- TASK INPUTS -
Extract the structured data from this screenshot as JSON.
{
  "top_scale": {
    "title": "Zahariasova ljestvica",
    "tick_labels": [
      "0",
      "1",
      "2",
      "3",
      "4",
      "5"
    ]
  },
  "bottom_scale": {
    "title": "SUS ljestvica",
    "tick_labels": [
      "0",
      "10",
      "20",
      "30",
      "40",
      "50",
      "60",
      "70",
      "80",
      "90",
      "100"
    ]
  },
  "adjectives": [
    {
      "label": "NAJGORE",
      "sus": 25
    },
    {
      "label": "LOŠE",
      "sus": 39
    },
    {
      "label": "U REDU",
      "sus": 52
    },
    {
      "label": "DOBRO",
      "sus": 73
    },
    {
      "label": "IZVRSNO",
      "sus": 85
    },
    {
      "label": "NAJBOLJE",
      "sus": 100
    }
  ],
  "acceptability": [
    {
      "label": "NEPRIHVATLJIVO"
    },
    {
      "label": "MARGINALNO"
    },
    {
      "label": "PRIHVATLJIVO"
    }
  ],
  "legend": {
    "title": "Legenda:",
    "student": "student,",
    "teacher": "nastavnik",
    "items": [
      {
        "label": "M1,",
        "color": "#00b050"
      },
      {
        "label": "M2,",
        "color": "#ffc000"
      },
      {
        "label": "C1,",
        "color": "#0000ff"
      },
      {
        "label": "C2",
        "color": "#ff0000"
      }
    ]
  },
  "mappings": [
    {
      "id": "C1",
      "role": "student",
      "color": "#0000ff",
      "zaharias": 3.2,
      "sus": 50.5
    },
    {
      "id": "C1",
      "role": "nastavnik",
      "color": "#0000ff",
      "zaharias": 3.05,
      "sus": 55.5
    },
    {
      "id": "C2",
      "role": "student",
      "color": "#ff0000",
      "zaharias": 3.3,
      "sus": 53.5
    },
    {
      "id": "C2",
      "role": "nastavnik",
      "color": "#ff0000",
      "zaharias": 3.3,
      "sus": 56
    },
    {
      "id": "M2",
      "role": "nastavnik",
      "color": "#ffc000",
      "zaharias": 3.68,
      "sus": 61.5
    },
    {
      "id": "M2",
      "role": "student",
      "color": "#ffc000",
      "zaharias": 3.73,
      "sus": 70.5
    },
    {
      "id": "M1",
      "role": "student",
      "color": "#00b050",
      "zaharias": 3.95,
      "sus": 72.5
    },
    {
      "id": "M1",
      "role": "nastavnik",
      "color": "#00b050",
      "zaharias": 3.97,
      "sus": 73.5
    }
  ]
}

- TASK -
Copy each line of the data above without altering a single character.

- OUTPUT -
Extract the structured data from this screenshot as JSON.
{
  "top_scale": {
    "title": "Zahariasova ljestvica",
    "tick_labels": [
      "0",
      "1",
      "2",
      "3",
      "4",
      "5"
    ]
  },
  "bottom_scale": {
    "title": "SUS ljestvica",
    "tick_labels": [
      "0",
      "10",
      "20",
      "30",
      "40",
      "50",
      "60",
      "70",
      "80",
      "90",
      "100"
    ]
  },
  "adjectives": [
    {
      "label": "NAJGORE",
      "sus": 25
    },
    {
      "label": "LOŠE",
      "sus": 39
    },
    {
      "label": "U REDU",
      "sus": 52
    },
    {
      "label": "DOBRO",
      "sus": 73
    },
    {
      "label": "IZVRSNO",
      "sus": 85
    },
    {
      "label": "NAJBOLJE",
      "sus": 100
    }
  ],
  "acceptability": [
    {
      "label": "NEPRIHVATLJIVO"
    },
    {
      "label": "MARGINALNO"
    },
    {
      "label": "PRIHVATLJIVO"
    }
  ],
  "legend": {
    "title": "Legenda:",
    "student": "student,",
    "teacher": "nastavnik",
    "items": [
      {
        "label": "M1,",
        "color": "#00b050"
      },
      {
        "label": "M2,",
        "color": "#ffc000"
      },
      {
        "label": "C1,",
        "color": "#0000ff"
      },
      {
        "label": "C2",
        "color": "#ff0000"
      }
    ]
  },
  "mappings": [
    {
      "id": "C1",
      "role": "student",
      "color": "#0000ff",
      "zaharias": 3.2,
      "sus": 50.5
    },
    {
      "id": "C1",
      "role": "nastavnik",
      "color": "#0000ff",
      "zaharias": 3.05,
      "sus": 55.5
    },
    {
      "id": "C2",
      "role": "student",
      "color": "#ff0000",
      "zaharias": 3.3,
      "sus": 53.5
    },
    {
      "id": "C2",
      "role": "nastavnik",
      "color": "#ff0000",
      "zaharias": 3.3,
      "sus": 56
    },
    {
      "id": "M2",
      "role": "nastavnik",
      "color": "#ffc000",
      "zaharias": 3.68,
      "sus": 61.5
    },
    {
      "id": "M2",
      "role": "student",
      "color": "#ffc000",
      "zaharias": 3.73,
      "sus": 70.5
    },
    {
      "id": "M1",
      "role": "student",
      "color": "#00b050",
      "zaharias": 3.95,
      "sus": 72.5
    },
    {
      "id": "M1",
      "role": "nastavnik",
      "color": "#00b050",
      "zaharias": 3.97,
      "sus": 73.5
    }
  ]
}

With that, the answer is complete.